REQUIREMENTS: Scan the listing and work out how many lines contain the word "pacifico". Nothing but the number should be given.

DATA LISTING:
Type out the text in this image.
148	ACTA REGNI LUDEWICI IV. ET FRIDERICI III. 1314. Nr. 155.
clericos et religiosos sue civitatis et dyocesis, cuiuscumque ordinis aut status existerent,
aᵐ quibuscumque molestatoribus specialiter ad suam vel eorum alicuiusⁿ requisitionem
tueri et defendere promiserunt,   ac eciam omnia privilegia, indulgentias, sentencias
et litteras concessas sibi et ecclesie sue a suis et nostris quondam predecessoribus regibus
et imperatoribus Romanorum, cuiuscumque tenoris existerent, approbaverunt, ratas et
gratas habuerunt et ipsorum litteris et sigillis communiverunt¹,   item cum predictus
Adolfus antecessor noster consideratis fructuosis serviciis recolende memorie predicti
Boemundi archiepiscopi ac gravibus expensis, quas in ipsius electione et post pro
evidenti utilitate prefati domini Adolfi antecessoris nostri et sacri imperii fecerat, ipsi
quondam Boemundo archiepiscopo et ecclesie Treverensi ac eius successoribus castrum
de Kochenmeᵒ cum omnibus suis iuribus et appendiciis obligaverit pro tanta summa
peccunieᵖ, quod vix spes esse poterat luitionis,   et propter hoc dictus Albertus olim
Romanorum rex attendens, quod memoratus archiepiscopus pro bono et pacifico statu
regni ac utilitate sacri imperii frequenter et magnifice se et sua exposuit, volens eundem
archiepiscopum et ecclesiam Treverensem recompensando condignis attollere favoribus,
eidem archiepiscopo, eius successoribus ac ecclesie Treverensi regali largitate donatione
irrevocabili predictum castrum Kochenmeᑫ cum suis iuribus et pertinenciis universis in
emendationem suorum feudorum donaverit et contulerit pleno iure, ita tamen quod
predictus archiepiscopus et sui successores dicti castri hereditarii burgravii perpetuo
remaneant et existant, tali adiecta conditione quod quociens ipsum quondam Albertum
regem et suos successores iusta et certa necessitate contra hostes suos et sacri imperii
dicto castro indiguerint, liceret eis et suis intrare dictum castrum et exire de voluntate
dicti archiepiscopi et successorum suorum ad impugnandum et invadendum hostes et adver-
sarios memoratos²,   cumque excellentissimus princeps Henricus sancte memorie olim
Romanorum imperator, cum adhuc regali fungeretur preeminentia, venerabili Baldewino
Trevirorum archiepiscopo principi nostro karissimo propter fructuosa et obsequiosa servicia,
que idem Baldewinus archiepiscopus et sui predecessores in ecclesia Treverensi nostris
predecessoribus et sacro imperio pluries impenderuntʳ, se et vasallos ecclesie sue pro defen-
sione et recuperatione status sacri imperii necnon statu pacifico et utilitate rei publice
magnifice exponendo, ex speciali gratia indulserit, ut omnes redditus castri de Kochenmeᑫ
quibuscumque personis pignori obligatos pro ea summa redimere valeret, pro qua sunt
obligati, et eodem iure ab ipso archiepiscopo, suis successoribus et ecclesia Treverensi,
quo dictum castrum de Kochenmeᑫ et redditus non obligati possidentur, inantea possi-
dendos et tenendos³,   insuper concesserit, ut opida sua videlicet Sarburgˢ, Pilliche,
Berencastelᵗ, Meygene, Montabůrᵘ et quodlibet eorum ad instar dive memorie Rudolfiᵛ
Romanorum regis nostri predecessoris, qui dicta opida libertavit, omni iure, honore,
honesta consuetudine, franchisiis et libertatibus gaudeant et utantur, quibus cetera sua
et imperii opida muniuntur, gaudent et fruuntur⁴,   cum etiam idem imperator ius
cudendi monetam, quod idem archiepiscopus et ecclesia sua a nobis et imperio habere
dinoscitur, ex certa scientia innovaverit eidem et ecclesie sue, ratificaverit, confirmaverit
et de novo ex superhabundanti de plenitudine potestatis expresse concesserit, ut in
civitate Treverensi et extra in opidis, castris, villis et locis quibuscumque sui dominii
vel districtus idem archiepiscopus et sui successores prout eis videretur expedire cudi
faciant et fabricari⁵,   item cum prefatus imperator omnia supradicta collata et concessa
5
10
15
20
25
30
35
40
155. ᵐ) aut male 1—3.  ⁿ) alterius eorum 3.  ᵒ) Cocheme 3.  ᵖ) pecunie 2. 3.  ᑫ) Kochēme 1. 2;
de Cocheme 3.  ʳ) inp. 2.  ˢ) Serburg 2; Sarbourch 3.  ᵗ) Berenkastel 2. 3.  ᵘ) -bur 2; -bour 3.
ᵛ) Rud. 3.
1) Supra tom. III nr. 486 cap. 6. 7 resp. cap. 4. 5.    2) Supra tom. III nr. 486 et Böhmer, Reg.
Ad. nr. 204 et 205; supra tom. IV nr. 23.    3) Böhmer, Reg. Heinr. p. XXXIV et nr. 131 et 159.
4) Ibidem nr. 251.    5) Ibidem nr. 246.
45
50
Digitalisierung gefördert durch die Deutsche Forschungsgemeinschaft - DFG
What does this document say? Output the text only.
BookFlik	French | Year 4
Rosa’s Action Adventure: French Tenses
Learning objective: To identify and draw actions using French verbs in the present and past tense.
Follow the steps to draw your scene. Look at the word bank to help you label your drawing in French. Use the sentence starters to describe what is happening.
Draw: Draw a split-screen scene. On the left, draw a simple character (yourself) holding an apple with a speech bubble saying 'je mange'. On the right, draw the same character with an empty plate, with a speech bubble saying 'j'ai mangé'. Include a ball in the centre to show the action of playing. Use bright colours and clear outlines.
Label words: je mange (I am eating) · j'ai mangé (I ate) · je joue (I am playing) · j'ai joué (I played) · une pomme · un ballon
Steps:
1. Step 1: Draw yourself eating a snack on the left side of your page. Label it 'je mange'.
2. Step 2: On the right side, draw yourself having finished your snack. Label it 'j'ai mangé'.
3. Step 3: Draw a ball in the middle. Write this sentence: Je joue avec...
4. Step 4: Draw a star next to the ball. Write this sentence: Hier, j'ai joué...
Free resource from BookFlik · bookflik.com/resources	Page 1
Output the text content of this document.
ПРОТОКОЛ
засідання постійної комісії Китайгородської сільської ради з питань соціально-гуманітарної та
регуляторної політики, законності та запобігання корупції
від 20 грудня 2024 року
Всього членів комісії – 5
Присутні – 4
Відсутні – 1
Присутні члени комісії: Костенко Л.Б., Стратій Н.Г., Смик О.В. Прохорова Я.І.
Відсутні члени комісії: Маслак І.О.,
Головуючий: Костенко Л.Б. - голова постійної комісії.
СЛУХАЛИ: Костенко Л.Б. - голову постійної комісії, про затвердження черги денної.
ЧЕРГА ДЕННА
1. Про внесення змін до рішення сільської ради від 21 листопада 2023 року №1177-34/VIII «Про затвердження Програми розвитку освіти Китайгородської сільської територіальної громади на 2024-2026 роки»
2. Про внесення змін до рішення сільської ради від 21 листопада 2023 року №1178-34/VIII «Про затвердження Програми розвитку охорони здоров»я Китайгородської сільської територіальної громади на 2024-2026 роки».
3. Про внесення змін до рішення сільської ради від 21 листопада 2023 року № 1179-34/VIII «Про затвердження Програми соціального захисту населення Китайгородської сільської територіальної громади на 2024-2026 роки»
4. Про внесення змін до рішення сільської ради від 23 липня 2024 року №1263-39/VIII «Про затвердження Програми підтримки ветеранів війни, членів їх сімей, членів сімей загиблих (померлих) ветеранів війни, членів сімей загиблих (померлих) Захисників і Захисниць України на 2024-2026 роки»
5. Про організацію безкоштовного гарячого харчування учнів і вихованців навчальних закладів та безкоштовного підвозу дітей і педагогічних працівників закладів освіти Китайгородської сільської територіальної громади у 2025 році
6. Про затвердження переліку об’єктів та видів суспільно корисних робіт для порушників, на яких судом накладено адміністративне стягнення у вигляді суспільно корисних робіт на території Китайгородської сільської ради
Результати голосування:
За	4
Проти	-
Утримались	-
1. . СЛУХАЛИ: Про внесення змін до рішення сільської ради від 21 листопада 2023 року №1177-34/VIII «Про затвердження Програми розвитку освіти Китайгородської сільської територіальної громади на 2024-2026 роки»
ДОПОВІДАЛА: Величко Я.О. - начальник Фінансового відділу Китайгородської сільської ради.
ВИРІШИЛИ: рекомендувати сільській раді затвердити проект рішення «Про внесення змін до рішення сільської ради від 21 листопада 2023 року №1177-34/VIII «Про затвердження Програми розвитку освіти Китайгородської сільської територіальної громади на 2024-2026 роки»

RESPONSE TO THIS EXERCISE: 2